WHAT THIS TASK INVOLVES: Using the listing below, please gather every line containing the word "Give".

[Data items]
****************************************

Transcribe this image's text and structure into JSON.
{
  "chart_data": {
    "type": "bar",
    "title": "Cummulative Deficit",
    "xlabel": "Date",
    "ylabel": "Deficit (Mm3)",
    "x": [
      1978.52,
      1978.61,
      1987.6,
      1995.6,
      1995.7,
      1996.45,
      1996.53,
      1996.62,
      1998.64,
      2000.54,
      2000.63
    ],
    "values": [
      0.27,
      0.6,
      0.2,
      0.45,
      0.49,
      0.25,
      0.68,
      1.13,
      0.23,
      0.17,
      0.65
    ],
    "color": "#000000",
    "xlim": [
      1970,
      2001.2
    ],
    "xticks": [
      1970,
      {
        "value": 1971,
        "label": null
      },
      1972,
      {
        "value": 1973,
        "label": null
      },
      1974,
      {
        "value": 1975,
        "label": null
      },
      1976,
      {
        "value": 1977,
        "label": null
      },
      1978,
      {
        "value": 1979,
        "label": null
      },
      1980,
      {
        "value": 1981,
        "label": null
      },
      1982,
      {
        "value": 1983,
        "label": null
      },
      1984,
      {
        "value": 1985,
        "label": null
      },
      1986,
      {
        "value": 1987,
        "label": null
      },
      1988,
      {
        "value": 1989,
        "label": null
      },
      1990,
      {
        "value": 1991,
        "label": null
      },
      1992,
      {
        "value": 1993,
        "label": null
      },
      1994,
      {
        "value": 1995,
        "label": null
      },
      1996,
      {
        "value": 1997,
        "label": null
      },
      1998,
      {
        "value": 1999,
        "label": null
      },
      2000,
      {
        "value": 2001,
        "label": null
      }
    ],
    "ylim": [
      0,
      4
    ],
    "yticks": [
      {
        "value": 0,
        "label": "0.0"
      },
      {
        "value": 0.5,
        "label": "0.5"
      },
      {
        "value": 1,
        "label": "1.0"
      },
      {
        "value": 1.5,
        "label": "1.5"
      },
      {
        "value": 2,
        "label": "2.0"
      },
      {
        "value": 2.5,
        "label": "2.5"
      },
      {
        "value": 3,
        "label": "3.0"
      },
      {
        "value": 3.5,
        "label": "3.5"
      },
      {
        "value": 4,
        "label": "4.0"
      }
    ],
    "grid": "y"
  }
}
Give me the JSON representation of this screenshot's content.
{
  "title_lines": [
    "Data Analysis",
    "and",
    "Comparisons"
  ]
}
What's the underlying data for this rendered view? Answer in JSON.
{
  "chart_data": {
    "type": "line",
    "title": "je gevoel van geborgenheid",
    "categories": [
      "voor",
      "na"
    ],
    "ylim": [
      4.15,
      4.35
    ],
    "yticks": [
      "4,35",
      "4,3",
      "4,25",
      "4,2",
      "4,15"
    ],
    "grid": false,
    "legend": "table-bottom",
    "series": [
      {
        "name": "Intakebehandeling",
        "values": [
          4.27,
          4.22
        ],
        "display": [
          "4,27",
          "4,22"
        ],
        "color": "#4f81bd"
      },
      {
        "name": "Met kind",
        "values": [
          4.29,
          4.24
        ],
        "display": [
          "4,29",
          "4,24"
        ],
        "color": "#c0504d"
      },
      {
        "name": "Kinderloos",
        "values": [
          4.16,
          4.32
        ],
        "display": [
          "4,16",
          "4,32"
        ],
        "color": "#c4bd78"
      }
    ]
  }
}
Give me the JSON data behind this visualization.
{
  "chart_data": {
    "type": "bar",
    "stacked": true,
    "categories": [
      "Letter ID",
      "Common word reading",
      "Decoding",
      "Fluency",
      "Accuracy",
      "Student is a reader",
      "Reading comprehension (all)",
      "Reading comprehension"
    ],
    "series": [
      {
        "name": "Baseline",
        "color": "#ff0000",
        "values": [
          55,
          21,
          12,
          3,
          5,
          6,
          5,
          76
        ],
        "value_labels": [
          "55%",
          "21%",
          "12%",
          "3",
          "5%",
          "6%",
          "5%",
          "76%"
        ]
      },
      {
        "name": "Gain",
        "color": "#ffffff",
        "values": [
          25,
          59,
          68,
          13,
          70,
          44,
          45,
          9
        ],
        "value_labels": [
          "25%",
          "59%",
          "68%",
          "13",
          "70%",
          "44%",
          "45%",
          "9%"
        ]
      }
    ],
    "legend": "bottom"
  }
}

****************************************

OUTPUT:
Give me the JSON representation of this screenshot's content.
Give me the JSON data behind this visualization.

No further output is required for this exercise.